Instructions to follow: Set the data down again, exactly as it reads, but without the pictures.
-------- Data for this task
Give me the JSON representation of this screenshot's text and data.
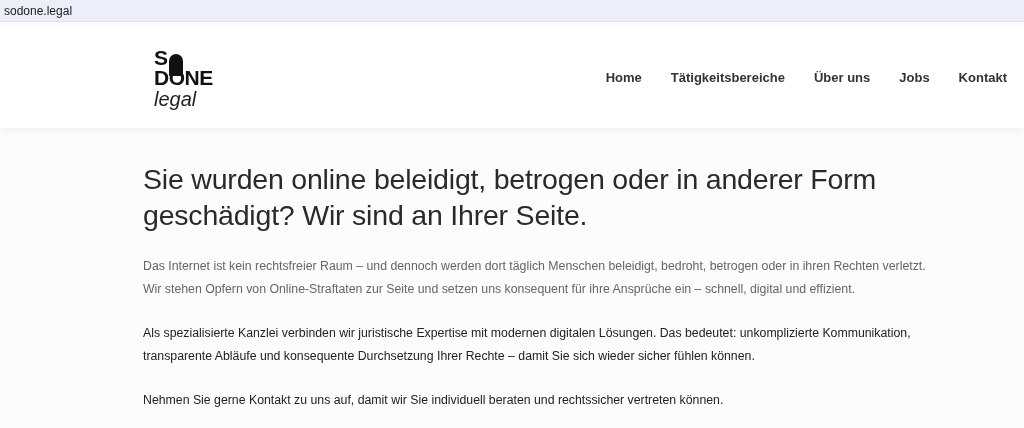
{
  "address_bar": {
    "url": "sodone.legal"
  },
  "logo": {
    "top": "S",
    "middle": "DONE",
    "bottom": "legal"
  },
  "nav": [
    {
      "label": "Home"
    },
    {
      "label": "Tätigkeitsbereiche"
    },
    {
      "label": "Über uns"
    },
    {
      "label": "Jobs"
    },
    {
      "label": "Kontakt"
    }
  ],
  "heading": [
    "Sie wurden online beleidigt, betrogen oder in anderer Form",
    "geschädigt? Wir sind an Ihrer Seite."
  ],
  "paragraphs": [
    [
      "Das Internet ist kein rechtsfreier Raum – und dennoch werden dort täglich Menschen beleidigt, bedroht, betrogen oder in ihren Rechten verletzt.",
      "Wir stehen Opfern von Online-Straftaten zur Seite und setzen uns konsequent für ihre Ansprüche ein – schnell, digital und effizient."
    ],
    [
      "Als spezialisierte Kanzlei verbinden wir juristische Expertise mit modernen digitalen Lösungen. Das bedeutet: unkomplizierte Kommunikation,",
      "transparente Abläufe und konsequente Durchsetzung Ihrer Rechte – damit Sie sich wieder sicher fühlen können."
    ],
    [
      "Nehmen Sie gerne Kontakt zu uns auf, damit wir Sie individuell beraten und rechtssicher vertreten können."
    ]
  ]
}
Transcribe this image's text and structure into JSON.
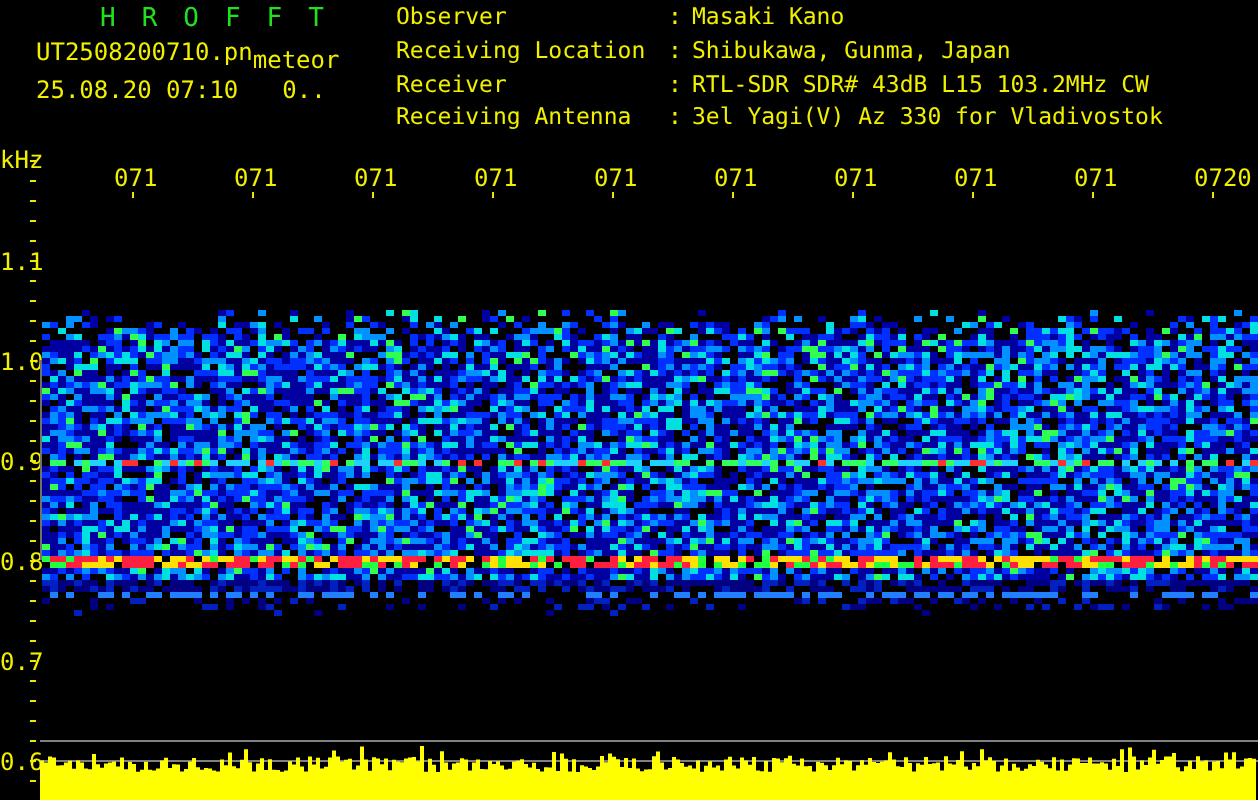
{
  "app_title": "HROFFT",
  "file_name": "UT2508200710.pn",
  "file_suffix": "meteor",
  "timestamp": "25.08.20 07:10",
  "count": "0..",
  "info": [
    {
      "label": "Observer",
      "separator": ":",
      "value": "Masaki Kano"
    },
    {
      "label": "Receiving Location",
      "separator": ":",
      "value": "Shibukawa, Gunma, Japan"
    },
    {
      "label": "Receiver",
      "separator": ":",
      "value": "RTL-SDR SDR# 43dB L15 103.2MHz CW"
    },
    {
      "label": "Receiving Antenna",
      "separator": ":",
      "value": "3el Yagi(V) Az 330 for Vladivostok"
    }
  ],
  "frequency_axis": {
    "unit": "kHz",
    "labels": [
      "1.1",
      "1.0",
      "0.9",
      "0.8",
      "0.7",
      "0.6"
    ]
  },
  "time_labels": [
    "071",
    "071",
    "071",
    "071",
    "071",
    "071",
    "071",
    "071",
    "071",
    "0720"
  ]
}
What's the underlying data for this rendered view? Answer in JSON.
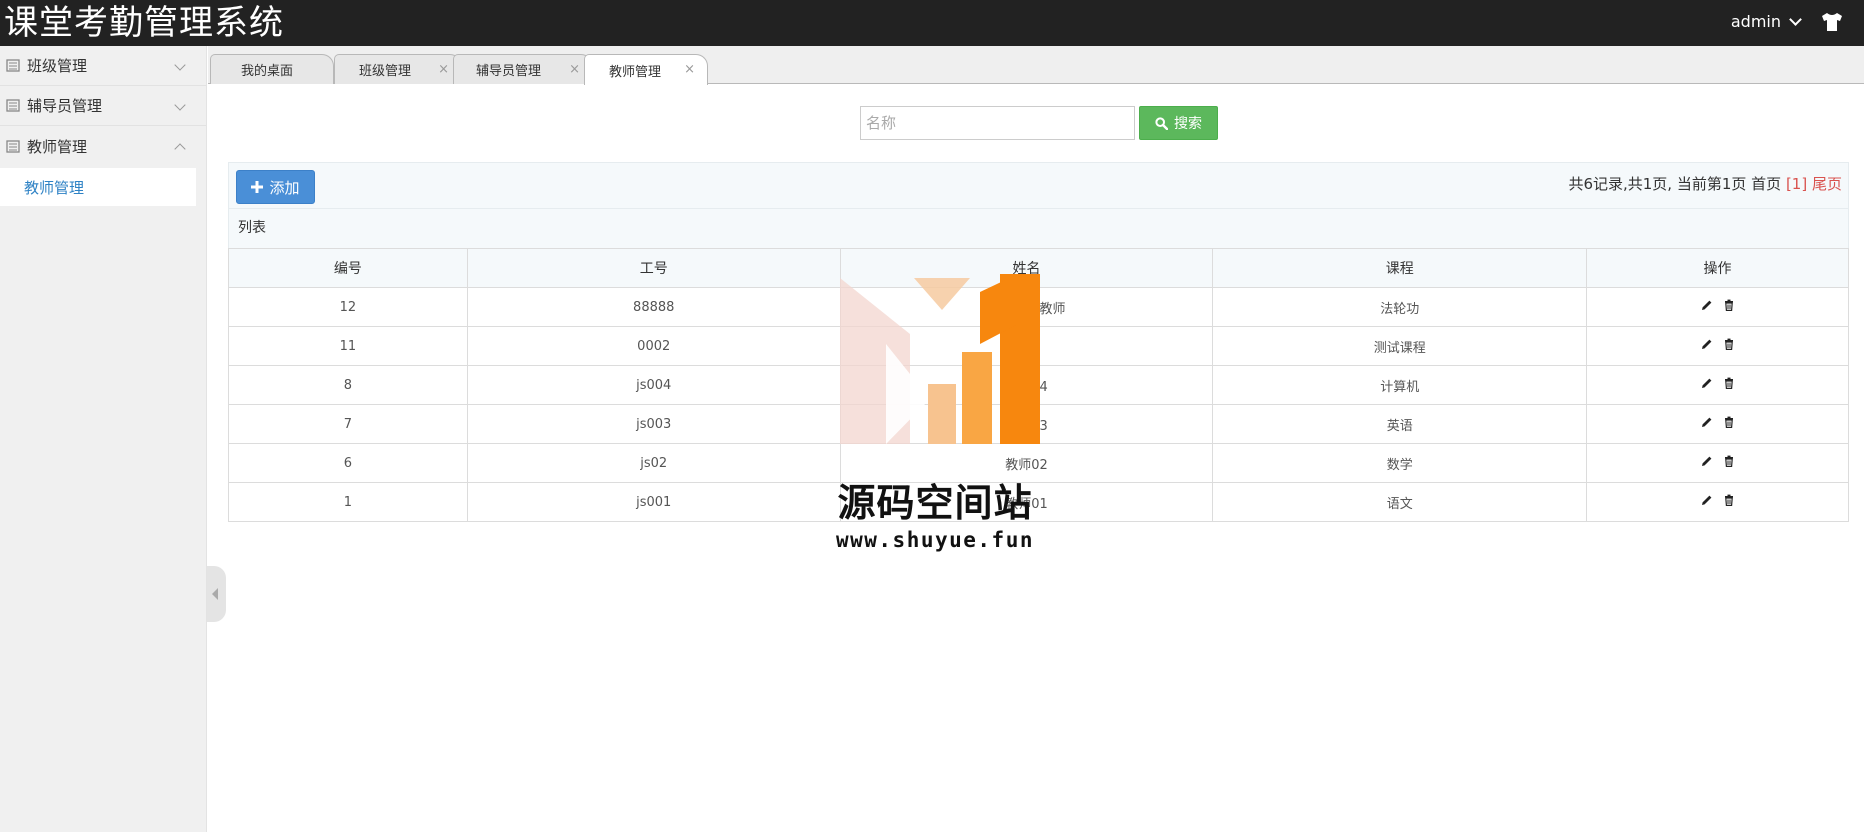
{
  "header": {
    "title": "课堂考勤管理系统",
    "user": "admin",
    "theme_icon": "tshirt-icon"
  },
  "sidebar": {
    "groups": [
      {
        "label": "班级管理",
        "expanded": false
      },
      {
        "label": "辅导员管理",
        "expanded": false
      },
      {
        "label": "教师管理",
        "expanded": true,
        "items": [
          {
            "label": "教师管理"
          }
        ]
      }
    ]
  },
  "tabs": [
    {
      "label": "我的桌面",
      "closable": false
    },
    {
      "label": "班级管理",
      "closable": true
    },
    {
      "label": "辅导员管理",
      "closable": true
    },
    {
      "label": "教师管理",
      "closable": true,
      "active": true
    }
  ],
  "search": {
    "placeholder": "名称",
    "value": "",
    "button_label": "搜索"
  },
  "toolbar": {
    "add_label": "添加",
    "pager": {
      "summary": "共6记录,共1页, 当前第1页",
      "first": "首页",
      "current": "[1]",
      "last": "尾页"
    }
  },
  "list": {
    "caption": "列表",
    "columns": [
      "编号",
      "工号",
      "姓名",
      "课程",
      "操作"
    ],
    "rows": [
      {
        "id": "12",
        "work_no": "88888",
        "name": "我是测试教师",
        "course": "法轮功"
      },
      {
        "id": "11",
        "work_no": "0002",
        "name": "教师",
        "course": "测试课程"
      },
      {
        "id": "8",
        "work_no": "js004",
        "name": "教师04",
        "course": "计算机"
      },
      {
        "id": "7",
        "work_no": "js003",
        "name": "教师03",
        "course": "英语"
      },
      {
        "id": "6",
        "work_no": "js02",
        "name": "教师02",
        "course": "数学"
      },
      {
        "id": "1",
        "work_no": "js001",
        "name": "教师01",
        "course": "语文"
      }
    ]
  },
  "watermark": {
    "text": "源码空间站",
    "url": "www.shuyue.fun"
  },
  "colors": {
    "header_bg": "#222222",
    "search_btn": "#5cb85c",
    "add_btn": "#4a8fd7",
    "active_link": "#2e82c5",
    "pager_red": "#d9534f",
    "watermark_orange": "#f7941d"
  }
}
----------------
The result:
Give me the JSON representation of this screenshot's text and data.
{
  "address_bar": {
    "url": "sodone.legal"
  },
  "logo": {
    "top": "S",
    "middle": "DONE",
    "bottom": "legal"
  },
  "nav": [
    {
      "label": "Home"
    },
    {
      "label": "Tätigkeitsbereiche"
    },
    {
      "label": "Über uns"
    },
    {
      "label": "Jobs"
    },
    {
      "label": "Kontakt"
    }
  ],
  "heading": [
    "Sie wurden online beleidigt, betrogen oder in anderer Form",
    "geschädigt? Wir sind an Ihrer Seite."
  ],
  "paragraphs": [
    [
      "Das Internet ist kein rechtsfreier Raum – und dennoch werden dort täglich Menschen beleidigt, bedroht, betrogen oder in ihren Rechten verletzt.",
      "Wir stehen Opfern von Online-Straftaten zur Seite und setzen uns konsequent für ihre Ansprüche ein – schnell, digital und effizient."
    ],
    [
      "Als spezialisierte Kanzlei verbinden wir juristische Expertise mit modernen digitalen Lösungen. Das bedeutet: unkomplizierte Kommunikation,",
      "transparente Abläufe und konsequente Durchsetzung Ihrer Rechte – damit Sie sich wieder sicher fühlen können."
    ],
    [
      "Nehmen Sie gerne Kontakt zu uns auf, damit wir Sie individuell beraten und rechtssicher vertreten können."
    ]
  ]
}
Transcribe this image's text and structure into JSON.
{
  "app_title": "HROFFT",
  "file_name": "UT2508200710.pn",
  "file_suffix": "meteor",
  "timestamp": "25.08.20 07:10",
  "count": "0..",
  "info": [
    {
      "label": "Observer",
      "separator": ":",
      "value": "Masaki Kano"
    },
    {
      "label": "Receiving Location",
      "separator": ":",
      "value": "Shibukawa, Gunma, Japan"
    },
    {
      "label": "Receiver",
      "separator": ":",
      "value": "RTL-SDR SDR# 43dB L15 103.2MHz CW"
    },
    {
      "label": "Receiving Antenna",
      "separator": ":",
      "value": "3el Yagi(V) Az 330 for Vladivostok"
    }
  ],
  "frequency_axis": {
    "unit": "kHz",
    "labels": [
      "1.1",
      "1.0",
      "0.9",
      "0.8",
      "0.7",
      "0.6"
    ]
  },
  "time_labels": [
    "071",
    "071",
    "071",
    "071",
    "071",
    "071",
    "071",
    "071",
    "071",
    "0720"
  ]
}
What's the underlying data for this rendered view? Answer in JSON.
{
  "header": {
    "title": "课堂考勤管理系统",
    "user": "admin",
    "theme_icon": "tshirt-icon"
  },
  "sidebar": {
    "groups": [
      {
        "label": "班级管理",
        "expanded": false
      },
      {
        "label": "辅导员管理",
        "expanded": false
      },
      {
        "label": "教师管理",
        "expanded": true,
        "items": [
          {
            "label": "教师管理"
          }
        ]
      }
    ]
  },
  "tabs": [
    {
      "label": "我的桌面",
      "closable": false
    },
    {
      "label": "班级管理",
      "closable": true
    },
    {
      "label": "辅导员管理",
      "closable": true
    },
    {
      "label": "教师管理",
      "closable": true,
      "active": true
    }
  ],
  "search": {
    "placeholder": "名称",
    "value": "",
    "button_label": "搜索"
  },
  "toolbar": {
    "add_label": "添加",
    "pager": {
      "summary": "共6记录,共1页, 当前第1页",
      "first": "首页",
      "current": "[1]",
      "last": "尾页"
    }
  },
  "list": {
    "caption": "列表",
    "columns": [
      "编号",
      "工号",
      "姓名",
      "课程",
      "操作"
    ],
    "rows": [
      {
        "id": "12",
        "work_no": "88888",
        "name": "我是测试教师",
        "course": "法轮功"
      },
      {
        "id": "11",
        "work_no": "0002",
        "name": "教师",
        "course": "测试课程"
      },
      {
        "id": "8",
        "work_no": "js004",
        "name": "教师04",
        "course": "计算机"
      },
      {
        "id": "7",
        "work_no": "js003",
        "name": "教师03",
        "course": "英语"
      },
      {
        "id": "6",
        "work_no": "js02",
        "name": "教师02",
        "course": "数学"
      },
      {
        "id": "1",
        "work_no": "js001",
        "name": "教师01",
        "course": "语文"
      }
    ]
  },
  "watermark": {
    "text": "源码空间站",
    "url": "www.shuyue.fun"
  },
  "colors": {
    "header_bg": "#222222",
    "search_btn": "#5cb85c",
    "add_btn": "#4a8fd7",
    "active_link": "#2e82c5",
    "pager_red": "#d9534f",
    "watermark_orange": "#f7941d"
  }
}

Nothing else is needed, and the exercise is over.